* **Given task**:
Omit the pictures, then write out every entry exactly as it reads.

--------------------

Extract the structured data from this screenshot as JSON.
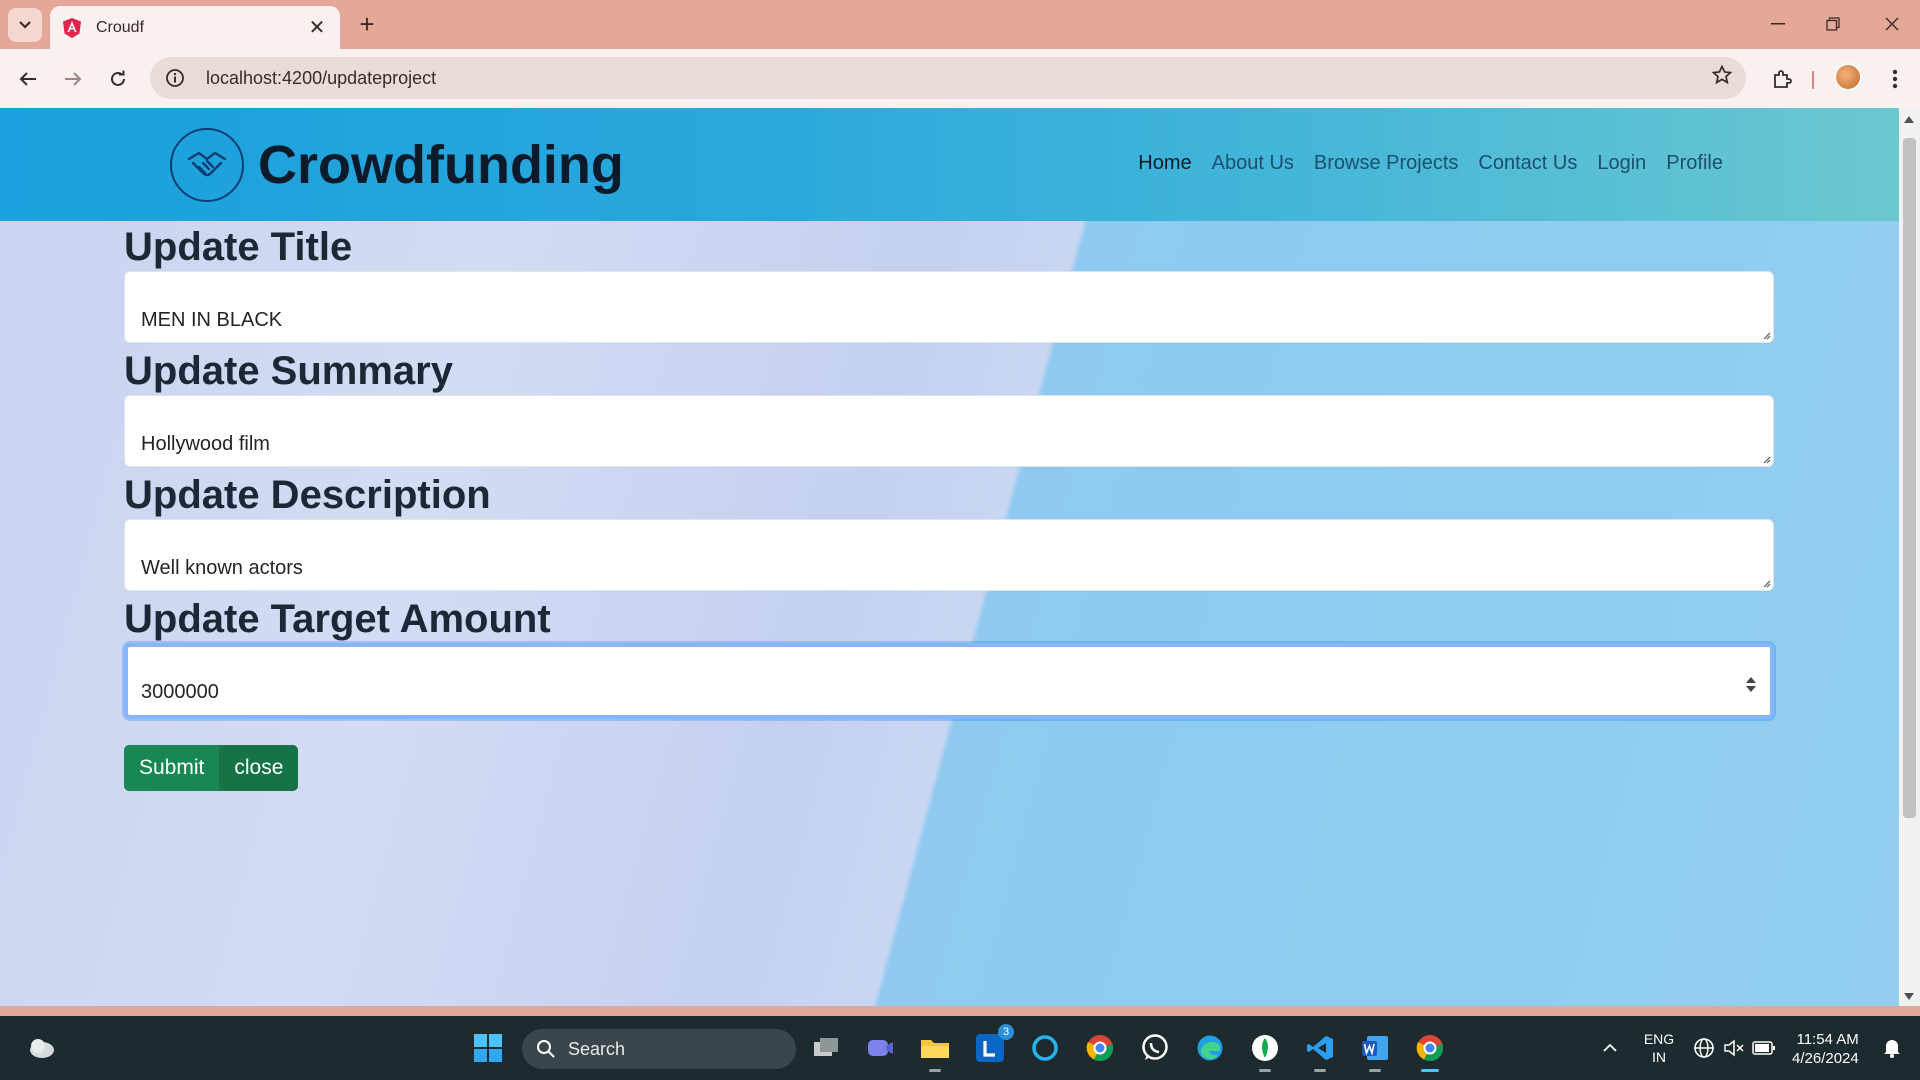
{
  "browser": {
    "tab_title": "Croudf",
    "url": "localhost:4200/updateproject",
    "new_tab": "+",
    "close_tab": "✕"
  },
  "site": {
    "brand": "Crowdfunding",
    "nav": [
      "Home",
      "About Us",
      "Browse Projects",
      "Contact Us",
      "Login",
      "Profile"
    ],
    "active_nav": "Home"
  },
  "form": {
    "title_label": "Update Title",
    "title_value": "MEN IN BLACK",
    "summary_label": "Update Summary",
    "summary_value": "Hollywood film",
    "description_label": "Update Description",
    "description_value": "Well known actors",
    "target_label": "Update Target Amount",
    "target_value": "3000000",
    "submit_label": "Submit",
    "close_label": "close"
  },
  "taskbar": {
    "search_label": "Search",
    "lang_line1": "ENG",
    "lang_line2": "IN",
    "time": "11:54 AM",
    "date": "4/26/2024",
    "badge_count": "3"
  },
  "colors": {
    "header_start": "#1aa0dc",
    "header_end": "#6cc8cf",
    "button": "#198754",
    "focus_ring": "#86b7fe"
  }
}
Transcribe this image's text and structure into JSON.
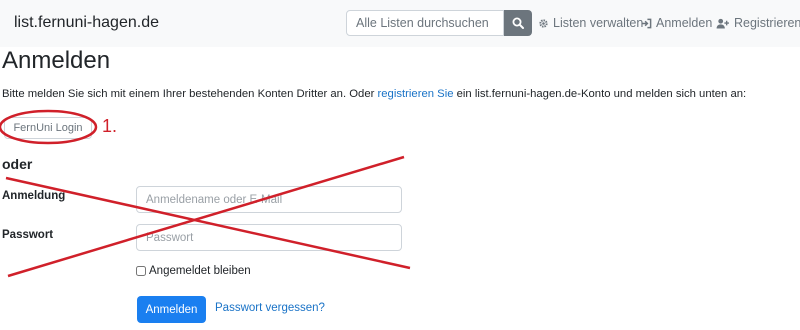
{
  "navbar": {
    "brand": "list.fernuni-hagen.de",
    "search_placeholder": "Alle Listen durchsuchen",
    "links": [
      {
        "label": "Listen verwalten",
        "icon": "gear-icon"
      },
      {
        "label": "Anmelden",
        "icon": "sign-in-icon"
      },
      {
        "label": "Registrieren",
        "icon": "user-plus-icon"
      }
    ]
  },
  "main": {
    "title": "Anmelden",
    "intro_before": "Bitte melden Sie sich mit einem Ihrer bestehenden Konten Dritter an. Oder ",
    "intro_link": "registrieren Sie",
    "intro_after": " ein list.fernuni-hagen.de-Konto und melden sich unten an:",
    "fernuni_button": "FernUni Login",
    "oder": "oder",
    "login_label": "Anmeldung",
    "login_placeholder": "Anmeldename oder E-Mail",
    "password_label": "Passwort",
    "password_placeholder": "Passwort",
    "remember": "Angemeldet bleiben",
    "submit": "Anmelden",
    "forgot": "Passwort vergessen?"
  },
  "annotation": {
    "step_label": "1.",
    "color": "#d0202a"
  }
}
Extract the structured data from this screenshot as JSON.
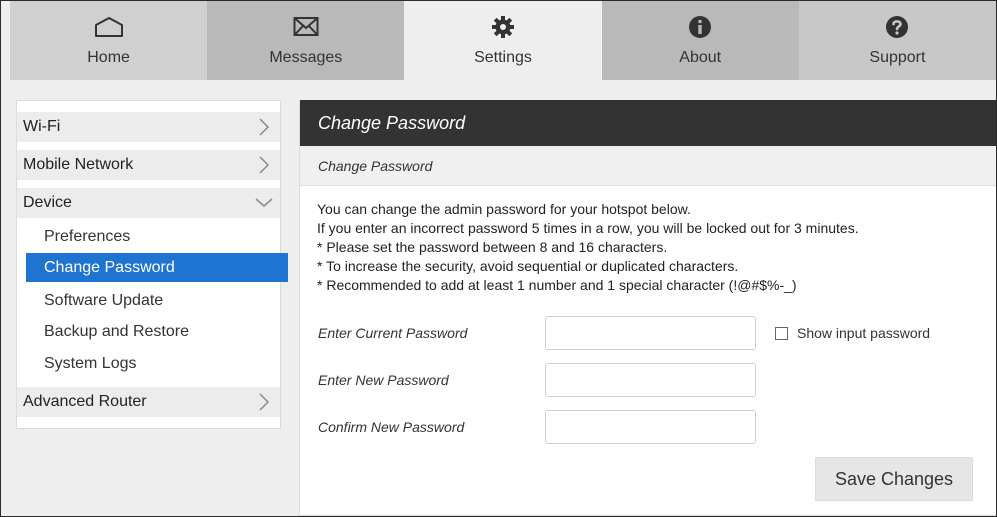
{
  "nav": {
    "tabs": [
      {
        "label": "Home",
        "icon": "home-icon"
      },
      {
        "label": "Messages",
        "icon": "envelope-icon"
      },
      {
        "label": "Settings",
        "icon": "gear-icon",
        "active": true
      },
      {
        "label": "About",
        "icon": "info-icon"
      },
      {
        "label": "Support",
        "icon": "question-icon"
      }
    ]
  },
  "sidebar": {
    "groups": [
      {
        "label": "Wi-Fi"
      },
      {
        "label": "Mobile Network"
      },
      {
        "label": "Device",
        "expanded": true
      },
      {
        "label": "Advanced Router"
      }
    ],
    "device_items": [
      {
        "label": "Preferences"
      },
      {
        "label": "Change Password",
        "active": true
      },
      {
        "label": "Software Update"
      },
      {
        "label": "Backup and Restore"
      },
      {
        "label": "System Logs"
      }
    ]
  },
  "main": {
    "title": "Change Password",
    "subtitle": "Change Password",
    "description": [
      "You can change the admin password for your hotspot below.",
      "If you enter an incorrect password 5 times in a row, you will be locked out for 3 minutes.",
      "* Please set the password between 8 and 16 characters.",
      "* To increase the security, avoid sequential or duplicated characters.",
      "* Recommended to add at least 1 number and 1 special character (!@#$%-_)"
    ],
    "fields": {
      "current_label": "Enter Current Password",
      "current_value": "",
      "new_label": "Enter New Password",
      "new_value": "",
      "confirm_label": "Confirm New Password",
      "confirm_value": ""
    },
    "show_password_label": "Show input password",
    "show_password_checked": false,
    "save_label": "Save Changes"
  },
  "colors": {
    "accent": "#1f74d1",
    "header": "#333333"
  }
}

--------------------

* **Output**:
Extract the structured data from this screenshot as JSON.
{
  "browser": {
    "tab_title": "Croudf",
    "url": "localhost:4200/updateproject",
    "new_tab": "+",
    "close_tab": "✕"
  },
  "site": {
    "brand": "Crowdfunding",
    "nav": [
      "Home",
      "About Us",
      "Browse Projects",
      "Contact Us",
      "Login",
      "Profile"
    ],
    "active_nav": "Home"
  },
  "form": {
    "title_label": "Update Title",
    "title_value": "MEN IN BLACK",
    "summary_label": "Update Summary",
    "summary_value": "Hollywood film",
    "description_label": "Update Description",
    "description_value": "Well known actors",
    "target_label": "Update Target Amount",
    "target_value": "3000000",
    "submit_label": "Submit",
    "close_label": "close"
  },
  "taskbar": {
    "search_label": "Search",
    "lang_line1": "ENG",
    "lang_line2": "IN",
    "time": "11:54 AM",
    "date": "4/26/2024",
    "badge_count": "3"
  },
  "colors": {
    "header_start": "#1aa0dc",
    "header_end": "#6cc8cf",
    "button": "#198754",
    "focus_ring": "#86b7fe"
  }
}
Transcribe this image's text and structure into JSON.
{
  "navbar": {
    "brand": "list.fernuni-hagen.de",
    "search_placeholder": "Alle Listen durchsuchen",
    "links": [
      {
        "label": "Listen verwalten",
        "icon": "gear-icon"
      },
      {
        "label": "Anmelden",
        "icon": "sign-in-icon"
      },
      {
        "label": "Registrieren",
        "icon": "user-plus-icon"
      }
    ]
  },
  "main": {
    "title": "Anmelden",
    "intro_before": "Bitte melden Sie sich mit einem Ihrer bestehenden Konten Dritter an. Oder ",
    "intro_link": "registrieren Sie",
    "intro_after": " ein list.fernuni-hagen.de-Konto und melden sich unten an:",
    "fernuni_button": "FernUni Login",
    "oder": "oder",
    "login_label": "Anmeldung",
    "login_placeholder": "Anmeldename oder E-Mail",
    "password_label": "Passwort",
    "password_placeholder": "Passwort",
    "remember": "Angemeldet bleiben",
    "submit": "Anmelden",
    "forgot": "Passwort vergessen?"
  },
  "annotation": {
    "step_label": "1.",
    "color": "#d0202a"
  }
}
Extract the structured data from this screenshot as JSON.
{
  "nav": {
    "tabs": [
      {
        "label": "Home",
        "icon": "home-icon"
      },
      {
        "label": "Messages",
        "icon": "envelope-icon"
      },
      {
        "label": "Settings",
        "icon": "gear-icon",
        "active": true
      },
      {
        "label": "About",
        "icon": "info-icon"
      },
      {
        "label": "Support",
        "icon": "question-icon"
      }
    ]
  },
  "sidebar": {
    "groups": [
      {
        "label": "Wi-Fi"
      },
      {
        "label": "Mobile Network"
      },
      {
        "label": "Device",
        "expanded": true
      },
      {
        "label": "Advanced Router"
      }
    ],
    "device_items": [
      {
        "label": "Preferences"
      },
      {
        "label": "Change Password",
        "active": true
      },
      {
        "label": "Software Update"
      },
      {
        "label": "Backup and Restore"
      },
      {
        "label": "System Logs"
      }
    ]
  },
  "main": {
    "title": "Change Password",
    "subtitle": "Change Password",
    "description": [
      "You can change the admin password for your hotspot below.",
      "If you enter an incorrect password 5 times in a row, you will be locked out for 3 minutes.",
      "* Please set the password between 8 and 16 characters.",
      "* To increase the security, avoid sequential or duplicated characters.",
      "* Recommended to add at least 1 number and 1 special character (!@#$%-_)"
    ],
    "fields": {
      "current_label": "Enter Current Password",
      "current_value": "",
      "new_label": "Enter New Password",
      "new_value": "",
      "confirm_label": "Confirm New Password",
      "confirm_value": ""
    },
    "show_password_label": "Show input password",
    "show_password_checked": false,
    "save_label": "Save Changes"
  },
  "colors": {
    "accent": "#1f74d1",
    "header": "#333333"
  }
}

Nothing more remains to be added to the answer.